AIM 1: For the bus passage, decide whether each statement agrees with it: (a) the narrator rides the bus all the way to the terminus; (b) the bus reaches the city centre a little before nine; (c) the man in the captain's hat is carrying a briefcase. Answer each with yes or no and quote the words from the passage that settle it.

━━ TEXT EXCERPT

I can see that the bus is full but the driver pulls up
anyway. The queue of commuters ahead of me is slowly absorbed until the vehicle
is packed tight enough for it to feel like we have been poured into a mould. There is
a thick scent of Monday morning, cigarettes, coffee, breakfast and the poison
created when all are mixed with the miasma of competing perfumes and aftershave.
It
is still a little before nine when we reach the city centre.
I get off the bus a
couple of stops before the terminus to avoid being swept into an office job by
the wave of workers that will eventually crash through the doors as the bus
finally draws to halt. A few people followed me and then disperse amongst the
glass doorways anointed by brass plaques. When I reach the docks I am alone save for a
man wearing a captain’s hat and carrying a brief case, he descends a set of stone steps and boards what looks like a large sailing
barge before disappearing below deck.

━━━━
━━ RECORDS FOR PROCESSING

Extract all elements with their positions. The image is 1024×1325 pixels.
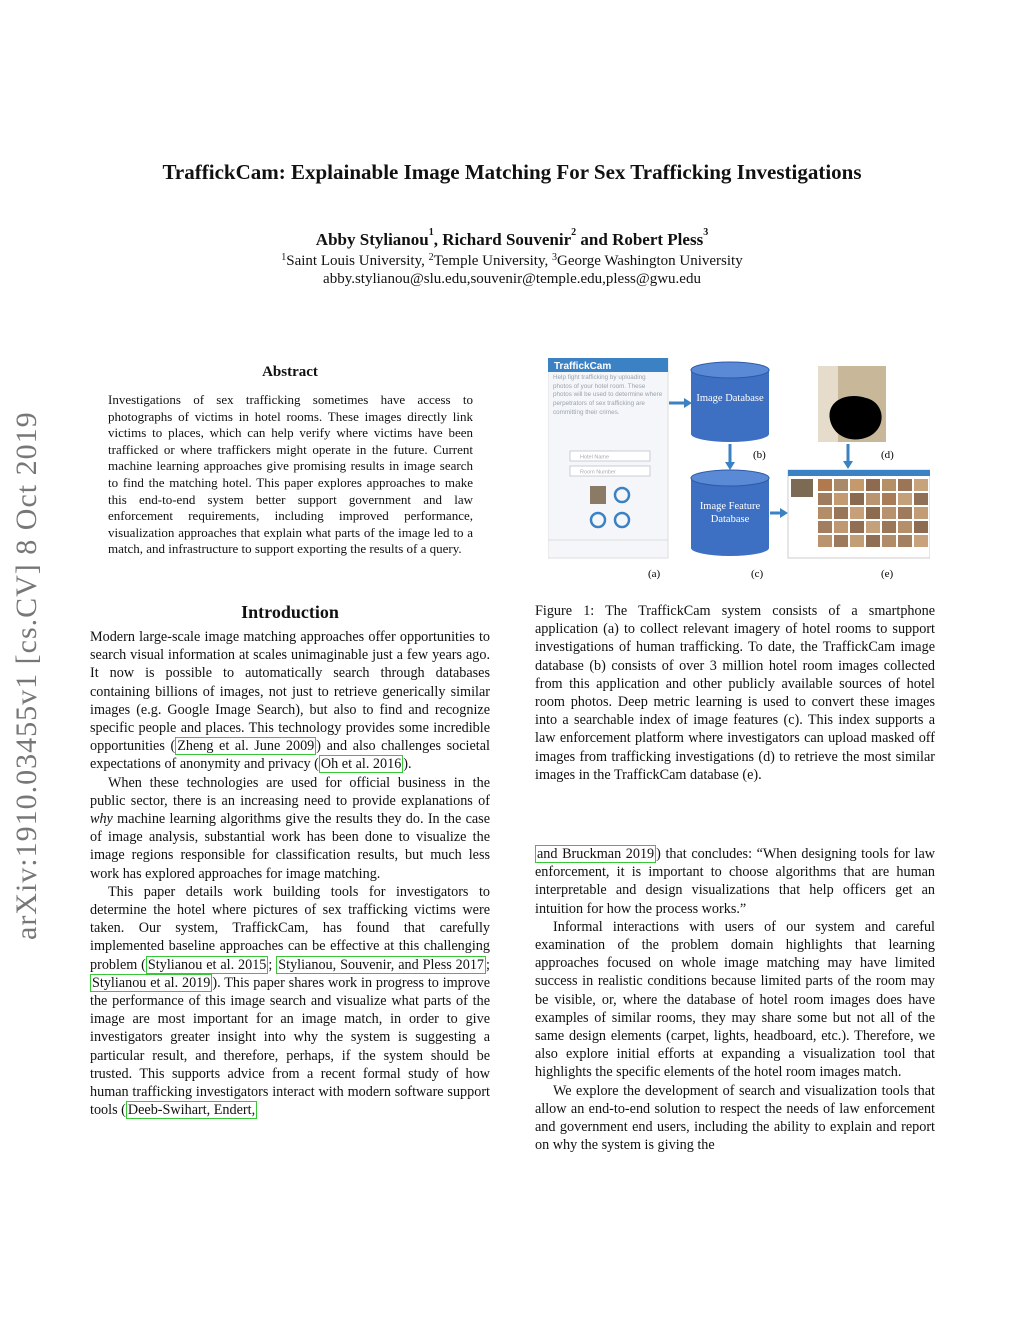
citation-link[interactable]: Oh et al. 2016 [320,756,402,773]
results-grid [818,479,928,547]
author-3-sup: 3 [703,227,709,238]
arrow [843,461,853,469]
label-e: (e) [881,568,894,580]
author-emails: abby.stylianou@slu.edu,souvenir@temple.edu,pless@gwu.edu [323,271,701,287]
room-number-placeholder: Room Number [580,469,616,476]
author-1-sup: 1 [428,227,434,238]
figure-1 [548,358,930,580]
label-d: (d) [881,449,894,461]
image-feature-database-label: Image Feature Database [699,501,761,525]
citation-link[interactable]: and Bruckman 2019 [537,846,655,862]
arxiv-side-label: arXiv:1910.03455v1 [cs.CV] 8 Oct 2019 [10,411,43,940]
right-paragraph-3: We explore the development of search and visualization tools that allow an end-to-end solution to respect the needs of law enforcement and government end users, including the ability to explain and report on why the system is giving the [535,1082,935,1154]
app-description: Help fight trafficking by uploading photos of your hotel room. These photos will be used to determine where perpetrators of sex trafficking are committing their crimes. [553,374,663,416]
hotel-name-placeholder: Hotel Name [580,454,610,461]
citation-link[interactable]: Deeb-Swihart, Endert, [127,1102,256,1119]
citation-link[interactable]: Stylianou et al. 2015 [147,956,267,973]
arrow [725,462,735,470]
author-line [0,227,1024,250]
affil-3: George Washington University [557,253,743,269]
author-1: Abby Stylianou [315,230,429,249]
paper-title: TraffickCam: Explainable Image Matching For Sex Trafficking Investigations [162,160,862,184]
intro-paragraph-1: Modern large-scale image matching approaches offer opportunities to search visual information at scales unimaginable just a few years ago. It now is possible to automatically search through databases containing billions of images, not just to retrieve generically similar images (e.g. Google Image Search), but also to find and recognize specific people and places. This technology provides some incredible opportunities ( Zheng et al. June 2009 ) and also challenges societal expectations of anonymity and privacy ( Oh et al. 2016 ). [90,629,490,773]
image-database-label: Image Database [696,393,764,404]
figure-1-caption: Figure 1: The TraffickCam system consists of a smartphone application (a) to collect relevant imagery of hotel rooms to support investigations of human trafficking. To date, the TraffickCam image database (b) consists of over 3 million hotel room images collected from this application and other publicly available sources of hotel room photos. Deep metric learning is used to convert these images into a searchable index of image features (c). This index supports a law enforcement platform where investigators can upload masked off images from trafficking investigations (d) to retrieve the most similar images in the TraffickCam database (e). [535,603,935,783]
affil-sup-3: 3 [552,252,557,263]
citation-link[interactable]: Stylianou et al. 2019 [92,974,211,991]
author-3: and Robert Pless [576,230,704,249]
citation-link[interactable]: Stylianou, Souvenir, and Pless 2017 [278,956,485,973]
right-paragraph-1: and Bruckman 2019 ) that concludes: “When designing tools for law enforcement, it is important to choose algorithms that are human interpretable and design visualizations that help officers get an intuition for how the process works.” [535,846,935,917]
affil-2: Temple University, [433,253,552,269]
author-2-sup: 2 [571,227,577,238]
intro-paragraph-2: When these technologies are used for official business in the public sector, there is an increasing need to provide explanations of why machine learning algorithms give the results they do. In the case of image analysis, substantial work has been done to visualize the image regions responsible for classification results, but much less work has explored approaches for image matching. [90,774,490,882]
citation-link[interactable]: Zheng et al. June 2009 [177,738,315,755]
affil-1: Saint Louis University, [286,253,429,269]
affil-sup-1: 1 [281,252,287,263]
right-column-body [535,845,935,1154]
label-b: (b) [753,449,766,461]
affil-sup-2: 2 [428,252,434,263]
introduction-body [90,628,490,1119]
abstract-heading: Abstract [262,364,318,380]
label-a: (a) [648,568,661,580]
right-paragraph-2: Informal interactions with users of our system and careful examination of the problem domain highlights that learning approaches focused on whole image matching may have limited success in realistic conditions because limited parts of the room may be visible, or, where the database of hotel room images does have examples of similar rooms, they may share some but not all of the same design elements (carpet, lights, headboard, etc.). Therefore, we also explore initial efforts at expanding a visualization tool that highlights the specific elements of the hotel room images match. [535,918,935,1081]
abstract-text: Investigations of sex trafficking sometimes have access to photographs of victims in hotel rooms. These images directly link victims to places, which can help verify where victims have been trafficked or where traffickers might operate in the future. Current machine learning approaches give promising results in image search to find the matching hotel. This paper explores approaches to make this end-to-end system better support government and law enforcement requirements, including improved performance, visualization approaches that explain what parts of the image led to a match, and infrastructure to support exporting the results of a query. [108,392,473,557]
intro-paragraph-3: This paper details work building tools for investigators to determine the hotel where pictures of sex trafficking victims were taken. Our system, TraffickCam, has found that carefully implemented baseline approaches can be effective at this challenging problem ( Stylianou et al. 2015 ; Stylianou, Souvenir, and Pless 2017 ; Stylianou et al. 2019 ). This paper shares work in progress to improve the performance of this image search and visualize what parts of the image are most important for an image match, in order to give investigators greater insight into why the system is suggesting a particular result, and therefore, perhaps, if the system should be trusted. This supports advice from a recent formal study of how human trafficking investigators interact with modern software support tools ( Deeb-Swihart, Endert, [90,883,490,1119]
photo-thumb [590,486,606,504]
affiliations [0,252,1024,288]
introduction-heading: Introduction [241,602,339,622]
arrow [780,508,788,518]
label-c: (c) [751,568,764,580]
app-title: TraffickCam [554,361,612,372]
author-2: , Richard Souvenir [433,230,572,249]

━━━━

AIM 2: From the listing above, extract the lines running from the line with "citation-link[interactable]: Oh et" up to and including the line with "Deeb-Swihart, Endert, [127,1102,256,1119]", reproducing each one verbatim.

TASK SOLUTION 1:
(a) No: "I get off the bus a couple of stops before the terminus"
(b) Yes: "is still a little before nine when we reach the city centre"
(c) Yes: "a man wearing a captain’s hat and carrying a brief case"

TASK SOLUTION 2:
citation-link[interactable]: Oh et al. 2016 [320,756,402,773]
results-grid [818,479,928,547]
author-3-sup: 3 [703,227,709,238]
arrow [843,461,853,469]
label-e: (e) [881,568,894,580]
author-emails: abby.stylianou@slu.edu,souvenir@temple.edu,pless@gwu.edu [323,271,701,287]
room-number-placeholder: Room Number [580,469,616,476]
author-1-sup: 1 [428,227,434,238]
figure-1 [548,358,930,580]
label-d: (d) [881,449,894,461]
image-feature-database-label: Image Feature Database [699,501,761,525]
citation-link[interactable]: and Bruckman 2019 [537,846,655,862]
arxiv-side-label: arXiv:1910.03455v1 [cs.CV] 8 Oct 2019 [10,411,43,940]
right-paragraph-3: We explore the development of search and visualization tools that allow an end-to-end solution to respect the needs of law enforcement and government end users, including the ability to explain and report on why the system is giving the [535,1082,935,1154]
app-description: Help fight trafficking by uploading photos of your hotel room. These photos will be used to determine where perpetrators of sex trafficking are committing their crimes. [553,374,663,416]
hotel-name-placeholder: Hotel Name [580,454,610,461]
citation-link[interactable]: Deeb-Swihart, Endert, [127,1102,256,1119]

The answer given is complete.